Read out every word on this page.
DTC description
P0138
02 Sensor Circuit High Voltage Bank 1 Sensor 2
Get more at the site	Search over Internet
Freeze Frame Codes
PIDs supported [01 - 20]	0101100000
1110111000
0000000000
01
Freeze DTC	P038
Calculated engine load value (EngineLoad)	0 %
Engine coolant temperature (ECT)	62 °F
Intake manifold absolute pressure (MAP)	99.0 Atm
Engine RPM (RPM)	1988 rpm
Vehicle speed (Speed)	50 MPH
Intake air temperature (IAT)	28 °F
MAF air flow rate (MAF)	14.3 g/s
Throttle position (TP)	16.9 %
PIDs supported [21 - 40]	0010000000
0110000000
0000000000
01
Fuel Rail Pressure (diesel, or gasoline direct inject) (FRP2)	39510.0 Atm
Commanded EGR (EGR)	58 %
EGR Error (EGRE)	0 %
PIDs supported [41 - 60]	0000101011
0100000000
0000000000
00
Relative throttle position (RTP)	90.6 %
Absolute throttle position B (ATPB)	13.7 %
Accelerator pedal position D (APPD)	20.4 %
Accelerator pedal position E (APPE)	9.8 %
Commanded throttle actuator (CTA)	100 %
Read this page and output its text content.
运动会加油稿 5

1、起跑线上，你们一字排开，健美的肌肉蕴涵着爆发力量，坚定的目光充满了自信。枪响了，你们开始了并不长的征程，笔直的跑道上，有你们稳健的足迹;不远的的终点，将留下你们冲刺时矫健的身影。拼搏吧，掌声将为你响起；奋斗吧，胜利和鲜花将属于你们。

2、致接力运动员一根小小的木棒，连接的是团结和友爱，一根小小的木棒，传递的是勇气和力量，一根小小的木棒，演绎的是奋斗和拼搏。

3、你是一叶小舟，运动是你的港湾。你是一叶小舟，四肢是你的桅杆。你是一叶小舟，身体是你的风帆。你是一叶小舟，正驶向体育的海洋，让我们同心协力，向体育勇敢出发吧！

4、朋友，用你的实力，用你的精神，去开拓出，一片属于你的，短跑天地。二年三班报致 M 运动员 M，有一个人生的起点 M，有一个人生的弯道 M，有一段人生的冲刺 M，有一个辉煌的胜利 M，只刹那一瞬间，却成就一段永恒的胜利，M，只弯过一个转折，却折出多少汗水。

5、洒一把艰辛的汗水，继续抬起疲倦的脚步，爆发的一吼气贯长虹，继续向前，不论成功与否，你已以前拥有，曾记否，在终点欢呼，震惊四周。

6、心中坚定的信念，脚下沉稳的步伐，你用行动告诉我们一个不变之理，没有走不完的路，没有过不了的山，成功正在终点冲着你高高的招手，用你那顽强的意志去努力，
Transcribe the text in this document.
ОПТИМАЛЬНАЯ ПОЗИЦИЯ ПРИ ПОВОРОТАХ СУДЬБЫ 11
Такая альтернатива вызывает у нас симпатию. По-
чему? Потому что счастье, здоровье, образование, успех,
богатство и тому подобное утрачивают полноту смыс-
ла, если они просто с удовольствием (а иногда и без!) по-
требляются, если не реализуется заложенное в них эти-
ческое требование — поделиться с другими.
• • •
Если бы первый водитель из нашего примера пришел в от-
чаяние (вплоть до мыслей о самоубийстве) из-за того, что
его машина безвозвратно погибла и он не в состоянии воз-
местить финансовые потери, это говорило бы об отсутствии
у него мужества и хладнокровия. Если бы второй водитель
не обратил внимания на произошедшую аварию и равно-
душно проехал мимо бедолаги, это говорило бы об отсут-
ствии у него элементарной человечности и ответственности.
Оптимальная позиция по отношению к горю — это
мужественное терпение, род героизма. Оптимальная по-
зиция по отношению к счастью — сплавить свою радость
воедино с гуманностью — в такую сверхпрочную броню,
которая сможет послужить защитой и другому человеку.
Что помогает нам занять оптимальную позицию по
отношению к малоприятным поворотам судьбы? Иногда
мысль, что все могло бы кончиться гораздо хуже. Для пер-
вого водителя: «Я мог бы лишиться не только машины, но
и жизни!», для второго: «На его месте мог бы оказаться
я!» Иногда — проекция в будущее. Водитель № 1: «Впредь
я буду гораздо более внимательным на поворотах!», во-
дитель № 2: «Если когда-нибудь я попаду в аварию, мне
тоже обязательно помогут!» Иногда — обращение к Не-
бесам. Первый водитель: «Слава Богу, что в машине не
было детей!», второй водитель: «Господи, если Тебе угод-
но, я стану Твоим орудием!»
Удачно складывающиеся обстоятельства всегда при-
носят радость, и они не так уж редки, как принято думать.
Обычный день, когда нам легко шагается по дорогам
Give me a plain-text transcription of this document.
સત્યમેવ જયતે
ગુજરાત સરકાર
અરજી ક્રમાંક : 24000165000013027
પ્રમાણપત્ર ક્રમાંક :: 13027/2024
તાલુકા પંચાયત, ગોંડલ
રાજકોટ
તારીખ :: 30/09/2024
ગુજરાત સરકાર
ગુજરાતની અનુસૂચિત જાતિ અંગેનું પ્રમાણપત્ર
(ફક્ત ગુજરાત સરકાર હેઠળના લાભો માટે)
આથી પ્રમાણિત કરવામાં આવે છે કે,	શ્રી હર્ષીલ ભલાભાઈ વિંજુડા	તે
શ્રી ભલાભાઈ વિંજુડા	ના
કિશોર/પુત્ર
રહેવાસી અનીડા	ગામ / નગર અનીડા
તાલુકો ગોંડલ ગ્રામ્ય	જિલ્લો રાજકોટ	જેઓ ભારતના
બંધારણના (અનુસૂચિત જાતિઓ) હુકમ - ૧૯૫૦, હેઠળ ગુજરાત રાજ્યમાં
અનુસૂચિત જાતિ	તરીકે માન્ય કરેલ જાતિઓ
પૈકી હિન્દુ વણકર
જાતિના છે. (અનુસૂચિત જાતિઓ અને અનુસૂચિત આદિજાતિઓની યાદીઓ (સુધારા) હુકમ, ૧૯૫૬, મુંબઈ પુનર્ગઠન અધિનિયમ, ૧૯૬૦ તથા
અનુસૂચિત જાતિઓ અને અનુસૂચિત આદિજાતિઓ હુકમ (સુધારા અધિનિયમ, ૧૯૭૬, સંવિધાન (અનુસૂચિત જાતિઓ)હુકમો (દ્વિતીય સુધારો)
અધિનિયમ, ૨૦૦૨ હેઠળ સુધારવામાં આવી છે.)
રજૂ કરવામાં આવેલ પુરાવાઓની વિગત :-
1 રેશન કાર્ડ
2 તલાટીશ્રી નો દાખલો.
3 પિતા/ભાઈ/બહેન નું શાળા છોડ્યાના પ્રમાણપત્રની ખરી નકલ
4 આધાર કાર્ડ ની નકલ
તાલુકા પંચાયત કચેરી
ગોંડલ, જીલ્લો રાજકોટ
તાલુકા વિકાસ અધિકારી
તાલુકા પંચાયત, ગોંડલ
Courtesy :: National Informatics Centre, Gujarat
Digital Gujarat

****************

SHORT TASK :: Reproduce every line of the material above exactly.

ANSWER FOR THE TASK ::
Read out every word on this page.
DTC description
P0138
02 Sensor Circuit High Voltage Bank 1 Sensor 2
Get more at the site	Search over Internet
Freeze Frame Codes
PIDs supported [01 - 20]	0101100000
1110111000
0000000000
01
Freeze DTC	P038
Calculated engine load value (EngineLoad)	0 %
Engine coolant temperature (ECT)	62 °F
Intake manifold absolute pressure (MAP)	99.0 Atm
Engine RPM (RPM)	1988 rpm
Vehicle speed (Speed)	50 MPH
Intake air temperature (IAT)	28 °F
MAF air flow rate (MAF)	14.3 g/s
Throttle position (TP)	16.9 %
PIDs supported [21 - 40]	0010000000
0110000000
0000000000
01
Fuel Rail Pressure (diesel, or gasoline direct inject) (FRP2)	39510.0 Atm
Commanded EGR (EGR)	58 %
EGR Error (EGRE)	0 %
PIDs supported [41 - 60]	0000101011
0100000000
0000000000
00
Relative throttle position (RTP)	90.6 %
Absolute throttle position B (ATPB)	13.7 %
Accelerator pedal position D (APPD)	20.4 %
Accelerator pedal position E (APPE)	9.8 %
Commanded throttle actuator (CTA)	100 %
Read this page and output its text content.
运动会加油稿 5

1、起跑线上，你们一字排开，健美的肌肉蕴涵着爆发力量，坚定的目光充满了自信。枪响了，你们开始了并不长的征程，笔直的跑道上，有你们稳健的足迹;不远的的终点，将留下你们冲刺时矫健的身影。拼搏吧，掌声将为你响起；奋斗吧，胜利和鲜花将属于你们。

2、致接力运动员一根小小的木棒，连接的是团结和友爱，一根小小的木棒，传递的是勇气和力量，一根小小的木棒，演绎的是奋斗和拼搏。

3、你是一叶小舟，运动是你的港湾。你是一叶小舟，四肢是你的桅杆。你是一叶小舟，身体是你的风帆。你是一叶小舟，正驶向体育的海洋，让我们同心协力，向体育勇敢出发吧！

4、朋友，用你的实力，用你的精神，去开拓出，一片属于你的，短跑天地。二年三班报致 M 运动员 M，有一个人生的起点 M，有一个人生的弯道 M，有一段人生的冲刺 M，有一个辉煌的胜利 M，只刹那一瞬间，却成就一段永恒的胜利，M，只弯过一个转折，却折出多少汗水。

5、洒一把艰辛的汗水，继续抬起疲倦的脚步，爆发的一吼气贯长虹，继续向前，不论成功与否，你已以前拥有，曾记否，在终点欢呼，震惊四周。

6、心中坚定的信念，脚下沉稳的步伐，你用行动告诉我们一个不变之理，没有走不完的路，没有过不了的山，成功正在终点冲着你高高的招手，用你那顽强的意志去努力，
Transcribe the text in this document.
ОПТИМАЛЬНАЯ ПОЗИЦИЯ ПРИ ПОВОРОТАХ СУДЬБЫ 11
Такая альтернатива вызывает у нас симпатию. По-
чему? Потому что счастье, здоровье, образование, успех,
богатство и тому подобное утрачивают полноту смыс-
ла, если они просто с удовольствием (а иногда и без!) по-
требляются, если не реализуется заложенное в них эти-
ческое требование — поделиться с другими.
• • •
Если бы первый водитель из нашего примера пришел в от-
чаяние (вплоть до мыслей о самоубийстве) из-за того, что
его машина безвозвратно погибла и он не в состоянии воз-
местить финансовые потери, это говорило бы об отсутствии
у него мужества и хладнокровия. Если бы второй водитель
не обратил внимания на произошедшую аварию и равно-
душно проехал мимо бедолаги, это говорило бы об отсут-
ствии у него элементарной человечности и ответственности.
Оптимальная позиция по отношению к горю — это
мужественное терпение, род героизма. Оптимальная по-
зиция по отношению к счастью — сплавить свою радость
воедино с гуманностью — в такую сверхпрочную броню,
которая сможет послужить защитой и другому человеку.
Что помогает нам занять оптимальную позицию по
отношению к малоприятным поворотам судьбы? Иногда
мысль, что все могло бы кончиться гораздо хуже. Для пер-
вого водителя: «Я мог бы лишиться не только машины, но
и жизни!», для второго: «На его месте мог бы оказаться
я!» Иногда — проекция в будущее. Водитель № 1: «Впредь
я буду гораздо более внимательным на поворотах!», во-
дитель № 2: «Если когда-нибудь я попаду в аварию, мне
тоже обязательно помогут!» Иногда — обращение к Не-
бесам. Первый водитель: «Слава Богу, что в машине не
было детей!», второй водитель: «Господи, если Тебе угод-
но, я стану Твоим орудием!»
Удачно складывающиеся обстоятельства всегда при-
носят радость, и они не так уж редки, как принято думать.
Обычный день, когда нам легко шагается по дорогам
Give me a plain-text transcription of this document.
સત્યમેવ જયતે
ગુજરાત સરકાર
અરજી ક્રમાંક : 24000165000013027
પ્રમાણપત્ર ક્રમાંક :: 13027/2024
તાલુકા પંચાયત, ગોંડલ
રાજકોટ
તારીખ :: 30/09/2024
ગુજરાત સરકાર
ગુજરાતની અનુસૂચિત જાતિ અંગેનું પ્રમાણપત્ર
(ફક્ત ગુજરાત સરકાર હેઠળના લાભો માટે)
આથી પ્રમાણિત કરવામાં આવે છે કે,	શ્રી હર્ષીલ ભલાભાઈ વિંજુડા	તે
શ્રી ભલાભાઈ વિંજુડા	ના
કિશોર/પુત્ર
રહેવાસી અનીડા	ગામ / નગર અનીડા
તાલુકો ગોંડલ ગ્રામ્ય	જિલ્લો રાજકોટ	જેઓ ભારતના
બંધારણના (અનુસૂચિત જાતિઓ) હુકમ - ૧૯૫૦, હેઠળ ગુજરાત રાજ્યમાં
અનુસૂચિત જાતિ	તરીકે માન્ય કરેલ જાતિઓ
પૈકી હિન્દુ વણકર
જાતિના છે. (અનુસૂચિત જાતિઓ અને અનુસૂચિત આદિજાતિઓની યાદીઓ (સુધારા) હુકમ, ૧૯૫૬, મુંબઈ પુનર્ગઠન અધિનિયમ, ૧૯૬૦ તથા
અનુસૂચિત જાતિઓ અને અનુસૂચિત આદિજાતિઓ હુકમ (સુધારા અધિનિયમ, ૧૯૭૬, સંવિધાન (અનુસૂચિત જાતિઓ)હુકમો (દ્વિતીય સુધારો)
અધિનિયમ, ૨૦૦૨ હેઠળ સુધારવામાં આવી છે.)
રજૂ કરવામાં આવેલ પુરાવાઓની વિગત :-
1 રેશન કાર્ડ
2 તલાટીશ્રી નો દાખલો.
3 પિતા/ભાઈ/બહેન નું શાળા છોડ્યાના પ્રમાણપત્રની ખરી નકલ
4 આધાર કાર્ડ ની નકલ
તાલુકા પંચાયત કચેરી
ગોંડલ, જીલ્લો રાજકોટ
તાલુકા વિકાસ અધિકારી
તાલુકા પંચાયત, ગોંડલ
Courtesy :: National Informatics Centre, Gujarat
Digital Gujarat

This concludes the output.